## BEGIN Stored records

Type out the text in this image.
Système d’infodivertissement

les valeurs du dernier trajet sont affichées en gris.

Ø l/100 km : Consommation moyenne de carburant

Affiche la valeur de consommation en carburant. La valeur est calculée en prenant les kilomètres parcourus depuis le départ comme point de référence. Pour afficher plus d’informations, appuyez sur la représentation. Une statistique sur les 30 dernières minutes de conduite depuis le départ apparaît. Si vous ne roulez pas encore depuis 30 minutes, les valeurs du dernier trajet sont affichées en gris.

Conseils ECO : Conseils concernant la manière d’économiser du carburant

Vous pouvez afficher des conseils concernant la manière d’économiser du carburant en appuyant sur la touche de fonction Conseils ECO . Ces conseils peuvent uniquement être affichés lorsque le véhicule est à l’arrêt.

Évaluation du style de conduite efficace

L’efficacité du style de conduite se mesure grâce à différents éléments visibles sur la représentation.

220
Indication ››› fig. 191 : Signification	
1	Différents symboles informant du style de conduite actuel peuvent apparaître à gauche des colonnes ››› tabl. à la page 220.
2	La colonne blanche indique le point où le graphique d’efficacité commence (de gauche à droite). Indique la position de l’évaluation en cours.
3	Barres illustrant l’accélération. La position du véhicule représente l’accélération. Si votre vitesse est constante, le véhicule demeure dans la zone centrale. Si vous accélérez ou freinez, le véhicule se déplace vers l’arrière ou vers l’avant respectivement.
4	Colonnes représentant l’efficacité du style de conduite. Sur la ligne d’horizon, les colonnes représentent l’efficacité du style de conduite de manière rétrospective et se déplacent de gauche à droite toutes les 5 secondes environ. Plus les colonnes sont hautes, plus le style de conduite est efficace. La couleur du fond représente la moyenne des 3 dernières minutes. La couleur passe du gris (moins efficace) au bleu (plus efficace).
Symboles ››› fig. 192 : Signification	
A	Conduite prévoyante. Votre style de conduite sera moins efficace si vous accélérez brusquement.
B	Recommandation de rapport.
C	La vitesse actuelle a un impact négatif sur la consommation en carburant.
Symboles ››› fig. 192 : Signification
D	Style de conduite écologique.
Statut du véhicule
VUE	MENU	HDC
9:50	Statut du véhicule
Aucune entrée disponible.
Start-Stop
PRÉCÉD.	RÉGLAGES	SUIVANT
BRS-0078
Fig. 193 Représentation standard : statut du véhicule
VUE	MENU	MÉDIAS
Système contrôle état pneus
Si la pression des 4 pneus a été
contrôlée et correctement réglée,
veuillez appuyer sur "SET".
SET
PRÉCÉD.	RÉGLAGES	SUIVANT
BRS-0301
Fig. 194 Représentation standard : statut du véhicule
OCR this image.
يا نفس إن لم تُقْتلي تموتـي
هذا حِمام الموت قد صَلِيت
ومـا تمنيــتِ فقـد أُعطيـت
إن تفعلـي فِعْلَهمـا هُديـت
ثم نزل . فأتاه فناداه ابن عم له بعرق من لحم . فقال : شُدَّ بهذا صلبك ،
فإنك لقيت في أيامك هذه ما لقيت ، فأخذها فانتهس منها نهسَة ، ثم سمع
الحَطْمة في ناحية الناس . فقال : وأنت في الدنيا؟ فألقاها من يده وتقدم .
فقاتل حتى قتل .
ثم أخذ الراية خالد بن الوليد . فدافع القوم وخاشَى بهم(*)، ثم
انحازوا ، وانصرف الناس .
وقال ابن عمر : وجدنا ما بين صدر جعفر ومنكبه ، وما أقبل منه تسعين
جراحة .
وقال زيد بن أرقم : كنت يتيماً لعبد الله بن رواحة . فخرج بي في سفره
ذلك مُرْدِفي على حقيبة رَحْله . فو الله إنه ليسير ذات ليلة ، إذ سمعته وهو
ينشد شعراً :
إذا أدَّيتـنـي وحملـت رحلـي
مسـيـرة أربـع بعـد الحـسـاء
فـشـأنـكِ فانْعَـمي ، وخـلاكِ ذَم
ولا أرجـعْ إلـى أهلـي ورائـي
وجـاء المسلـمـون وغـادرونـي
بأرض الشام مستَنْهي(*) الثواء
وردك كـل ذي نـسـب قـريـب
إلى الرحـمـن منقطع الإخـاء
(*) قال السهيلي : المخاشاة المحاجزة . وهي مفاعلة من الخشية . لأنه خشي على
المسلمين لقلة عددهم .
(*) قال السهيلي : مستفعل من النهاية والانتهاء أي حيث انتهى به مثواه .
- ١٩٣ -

## END Stored records

Exercise → Write the data out again in full and exactly.

Answer in full →
Type out the text in this image.
Système d’infodivertissement

les valeurs du dernier trajet sont affichées en gris.

Ø l/100 km : Consommation moyenne de carburant

Affiche la valeur de consommation en carburant. La valeur est calculée en prenant les kilomètres parcourus depuis le départ comme point de référence. Pour afficher plus d’informations, appuyez sur la représentation. Une statistique sur les 30 dernières minutes de conduite depuis le départ apparaît. Si vous ne roulez pas encore depuis 30 minutes, les valeurs du dernier trajet sont affichées en gris.

Conseils ECO : Conseils concernant la manière d’économiser du carburant

Vous pouvez afficher des conseils concernant la manière d’économiser du carburant en appuyant sur la touche de fonction Conseils ECO . Ces conseils peuvent uniquement être affichés lorsque le véhicule est à l’arrêt.

Évaluation du style de conduite efficace

L’efficacité du style de conduite se mesure grâce à différents éléments visibles sur la représentation.

220
Indication ››› fig. 191 : Signification	
1	Différents symboles informant du style de conduite actuel peuvent apparaître à gauche des colonnes ››› tabl. à la page 220.
2	La colonne blanche indique le point où le graphique d’efficacité commence (de gauche à droite). Indique la position de l’évaluation en cours.
3	Barres illustrant l’accélération. La position du véhicule représente l’accélération. Si votre vitesse est constante, le véhicule demeure dans la zone centrale. Si vous accélérez ou freinez, le véhicule se déplace vers l’arrière ou vers l’avant respectivement.
4	Colonnes représentant l’efficacité du style de conduite. Sur la ligne d’horizon, les colonnes représentent l’efficacité du style de conduite de manière rétrospective et se déplacent de gauche à droite toutes les 5 secondes environ. Plus les colonnes sont hautes, plus le style de conduite est efficace. La couleur du fond représente la moyenne des 3 dernières minutes. La couleur passe du gris (moins efficace) au bleu (plus efficace).
Symboles ››› fig. 192 : Signification	
A	Conduite prévoyante. Votre style de conduite sera moins efficace si vous accélérez brusquement.
B	Recommandation de rapport.
C	La vitesse actuelle a un impact négatif sur la consommation en carburant.
Symboles ››› fig. 192 : Signification
D	Style de conduite écologique.
Statut du véhicule
VUE	MENU	HDC
9:50	Statut du véhicule
Aucune entrée disponible.
Start-Stop
PRÉCÉD.	RÉGLAGES	SUIVANT
BRS-0078
Fig. 193 Représentation standard : statut du véhicule
VUE	MENU	MÉDIAS
Système contrôle état pneus
Si la pression des 4 pneus a été
contrôlée et correctement réglée,
veuillez appuyer sur "SET".
SET
PRÉCÉD.	RÉGLAGES	SUIVANT
BRS-0301
Fig. 194 Représentation standard : statut du véhicule
OCR this image.
يا نفس إن لم تُقْتلي تموتـي
هذا حِمام الموت قد صَلِيت
ومـا تمنيــتِ فقـد أُعطيـت
إن تفعلـي فِعْلَهمـا هُديـت
ثم نزل . فأتاه فناداه ابن عم له بعرق من لحم . فقال : شُدَّ بهذا صلبك ،
فإنك لقيت في أيامك هذه ما لقيت ، فأخذها فانتهس منها نهسَة ، ثم سمع
الحَطْمة في ناحية الناس . فقال : وأنت في الدنيا؟ فألقاها من يده وتقدم .
فقاتل حتى قتل .
ثم أخذ الراية خالد بن الوليد . فدافع القوم وخاشَى بهم(*)، ثم
انحازوا ، وانصرف الناس .
وقال ابن عمر : وجدنا ما بين صدر جعفر ومنكبه ، وما أقبل منه تسعين
جراحة .
وقال زيد بن أرقم : كنت يتيماً لعبد الله بن رواحة . فخرج بي في سفره
ذلك مُرْدِفي على حقيبة رَحْله . فو الله إنه ليسير ذات ليلة ، إذ سمعته وهو
ينشد شعراً :
إذا أدَّيتـنـي وحملـت رحلـي
مسـيـرة أربـع بعـد الحـسـاء
فـشـأنـكِ فانْعَـمي ، وخـلاكِ ذَم
ولا أرجـعْ إلـى أهلـي ورائـي
وجـاء المسلـمـون وغـادرونـي
بأرض الشام مستَنْهي(*) الثواء
وردك كـل ذي نـسـب قـريـب
إلى الرحـمـن منقطع الإخـاء
(*) قال السهيلي : المخاشاة المحاجزة . وهي مفاعلة من الخشية . لأنه خشي على
المسلمين لقلة عددهم .
(*) قال السهيلي : مستفعل من النهاية والانتهاء أي حيث انتهى به مثواه .
- ١٩٣ -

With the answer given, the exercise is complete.